REQUIREMENTS
Pull out every line below that contains the word "sans".

===== MATERIAL FOR THIS TASK

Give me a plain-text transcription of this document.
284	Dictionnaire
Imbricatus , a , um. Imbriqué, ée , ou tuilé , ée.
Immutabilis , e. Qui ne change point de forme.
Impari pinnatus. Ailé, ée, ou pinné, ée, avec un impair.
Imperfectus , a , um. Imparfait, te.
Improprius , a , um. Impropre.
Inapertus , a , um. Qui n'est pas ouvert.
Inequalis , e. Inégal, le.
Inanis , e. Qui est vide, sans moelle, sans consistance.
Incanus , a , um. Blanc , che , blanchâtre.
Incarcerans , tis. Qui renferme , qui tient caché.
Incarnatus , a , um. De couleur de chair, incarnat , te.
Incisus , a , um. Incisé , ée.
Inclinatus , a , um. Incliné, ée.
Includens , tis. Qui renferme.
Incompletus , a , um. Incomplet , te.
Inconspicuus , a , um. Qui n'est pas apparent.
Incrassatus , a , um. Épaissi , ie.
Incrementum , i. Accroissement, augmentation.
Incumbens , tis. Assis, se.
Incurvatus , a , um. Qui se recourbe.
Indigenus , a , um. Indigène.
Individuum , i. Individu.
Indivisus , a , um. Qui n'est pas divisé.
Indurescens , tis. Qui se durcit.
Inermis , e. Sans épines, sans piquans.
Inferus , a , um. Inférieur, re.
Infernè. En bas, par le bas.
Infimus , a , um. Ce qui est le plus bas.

==========

EXERCISE SOLUTION
Inanis , e. Qui est vide, sans moelle, sans consistance.
Inermis , e. Sans épines, sans piquans.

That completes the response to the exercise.